(Stored data)
═══
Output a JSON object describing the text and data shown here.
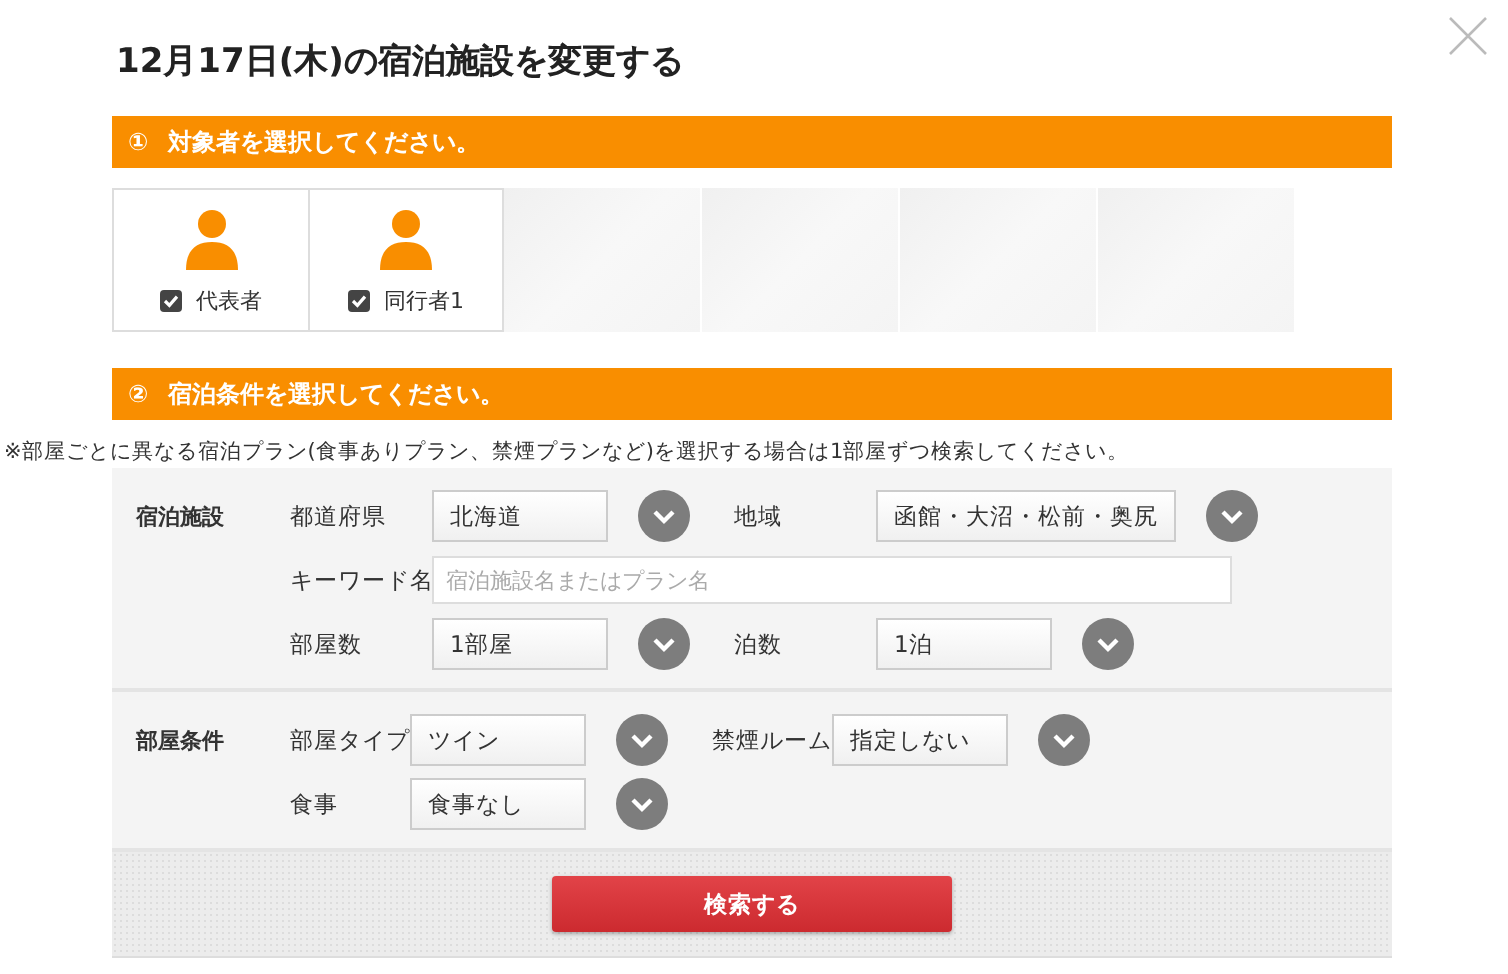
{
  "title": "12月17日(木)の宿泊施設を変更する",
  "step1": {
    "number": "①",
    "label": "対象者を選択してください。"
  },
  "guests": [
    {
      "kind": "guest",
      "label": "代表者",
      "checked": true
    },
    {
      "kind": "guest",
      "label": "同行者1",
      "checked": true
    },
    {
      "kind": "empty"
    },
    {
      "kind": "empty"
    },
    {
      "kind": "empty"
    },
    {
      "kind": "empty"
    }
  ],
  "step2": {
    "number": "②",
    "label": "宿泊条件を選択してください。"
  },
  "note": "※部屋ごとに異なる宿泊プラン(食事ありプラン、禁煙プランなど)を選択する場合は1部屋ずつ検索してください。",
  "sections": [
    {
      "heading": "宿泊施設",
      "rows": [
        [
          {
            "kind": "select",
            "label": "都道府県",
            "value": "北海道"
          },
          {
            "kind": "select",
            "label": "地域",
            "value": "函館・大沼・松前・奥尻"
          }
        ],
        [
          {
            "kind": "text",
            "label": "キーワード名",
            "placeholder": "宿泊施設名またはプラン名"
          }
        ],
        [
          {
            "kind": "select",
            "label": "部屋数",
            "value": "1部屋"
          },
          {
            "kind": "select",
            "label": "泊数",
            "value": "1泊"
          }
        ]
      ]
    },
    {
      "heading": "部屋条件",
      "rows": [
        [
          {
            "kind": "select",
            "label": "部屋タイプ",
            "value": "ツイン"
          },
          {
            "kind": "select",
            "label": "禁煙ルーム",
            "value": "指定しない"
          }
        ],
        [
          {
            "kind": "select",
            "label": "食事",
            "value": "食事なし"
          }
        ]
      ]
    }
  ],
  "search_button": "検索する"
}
═══
Print all entries exactly. The images do not belong in the copy.

Output a JSON object describing the text and data shown here.
{
  "title": "12月17日(木)の宿泊施設を変更する",
  "step1": {
    "number": "①",
    "label": "対象者を選択してください。"
  },
  "guests": [
    {
      "kind": "guest",
      "label": "代表者",
      "checked": true
    },
    {
      "kind": "guest",
      "label": "同行者1",
      "checked": true
    },
    {
      "kind": "empty"
    },
    {
      "kind": "empty"
    },
    {
      "kind": "empty"
    },
    {
      "kind": "empty"
    }
  ],
  "step2": {
    "number": "②",
    "label": "宿泊条件を選択してください。"
  },
  "note": "※部屋ごとに異なる宿泊プラン(食事ありプラン、禁煙プランなど)を選択する場合は1部屋ずつ検索してください。",
  "sections": [
    {
      "heading": "宿泊施設",
      "rows": [
        [
          {
            "kind": "select",
            "label": "都道府県",
            "value": "北海道"
          },
          {
            "kind": "select",
            "label": "地域",
            "value": "函館・大沼・松前・奥尻"
          }
        ],
        [
          {
            "kind": "text",
            "label": "キーワード名",
            "placeholder": "宿泊施設名またはプラン名"
          }
        ],
        [
          {
            "kind": "select",
            "label": "部屋数",
            "value": "1部屋"
          },
          {
            "kind": "select",
            "label": "泊数",
            "value": "1泊"
          }
        ]
      ]
    },
    {
      "heading": "部屋条件",
      "rows": [
        [
          {
            "kind": "select",
            "label": "部屋タイプ",
            "value": "ツイン"
          },
          {
            "kind": "select",
            "label": "禁煙ルーム",
            "value": "指定しない"
          }
        ],
        [
          {
            "kind": "select",
            "label": "食事",
            "value": "食事なし"
          }
        ]
      ]
    }
  ],
  "search_button": "検索する"
}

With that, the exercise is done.